* Begin RECORDS FOR THIS EXERCISE *

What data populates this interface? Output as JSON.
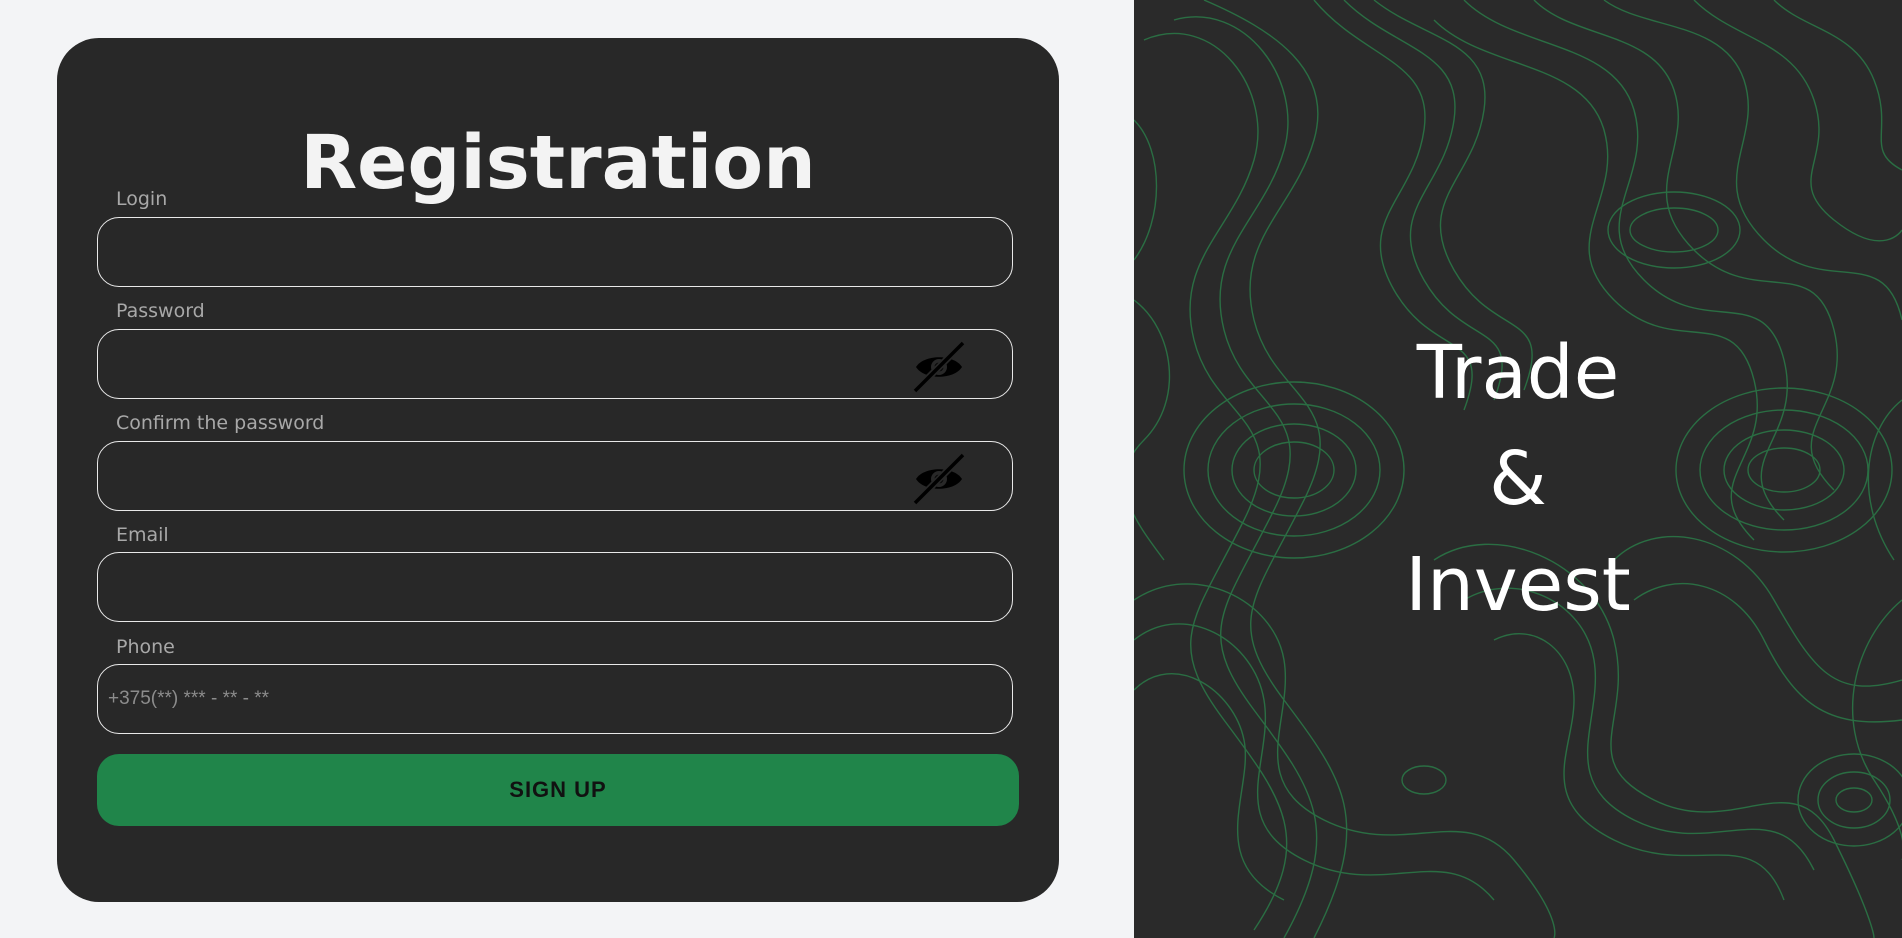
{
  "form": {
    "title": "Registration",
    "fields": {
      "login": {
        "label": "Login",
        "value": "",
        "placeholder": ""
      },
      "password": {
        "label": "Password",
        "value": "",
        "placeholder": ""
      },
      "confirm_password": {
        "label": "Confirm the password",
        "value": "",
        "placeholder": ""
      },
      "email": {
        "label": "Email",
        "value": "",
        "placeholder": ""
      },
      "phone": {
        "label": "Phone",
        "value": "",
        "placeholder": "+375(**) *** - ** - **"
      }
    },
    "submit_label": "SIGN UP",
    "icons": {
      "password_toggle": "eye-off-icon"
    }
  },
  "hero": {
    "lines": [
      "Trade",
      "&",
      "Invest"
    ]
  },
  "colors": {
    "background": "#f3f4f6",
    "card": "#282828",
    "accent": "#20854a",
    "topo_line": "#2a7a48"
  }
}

* End RECORDS FOR THIS EXERCISE *
* Begin RECORDS FOR THIS EXERCISE *

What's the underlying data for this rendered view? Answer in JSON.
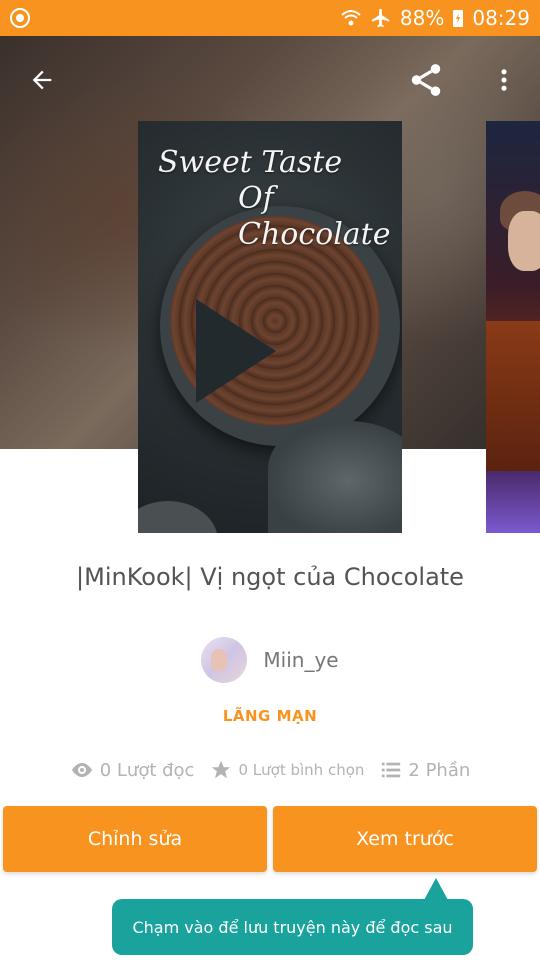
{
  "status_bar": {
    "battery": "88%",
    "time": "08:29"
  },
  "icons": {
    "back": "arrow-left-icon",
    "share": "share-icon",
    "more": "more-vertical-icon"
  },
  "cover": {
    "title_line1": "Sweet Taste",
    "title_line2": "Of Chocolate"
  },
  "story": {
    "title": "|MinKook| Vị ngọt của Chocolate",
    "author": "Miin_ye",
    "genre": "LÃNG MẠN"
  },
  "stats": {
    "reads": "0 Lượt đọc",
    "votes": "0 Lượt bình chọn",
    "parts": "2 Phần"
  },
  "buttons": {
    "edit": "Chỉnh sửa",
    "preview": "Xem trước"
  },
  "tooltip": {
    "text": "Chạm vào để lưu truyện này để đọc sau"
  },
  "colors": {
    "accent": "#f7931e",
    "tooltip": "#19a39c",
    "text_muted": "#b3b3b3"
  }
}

* End RECORDS FOR THIS EXERCISE *

■ EXERCISE: Using the records above, say how many lines include the string "Chocolate". Only the number is wanted.

■ EXERCISE RESULT: 2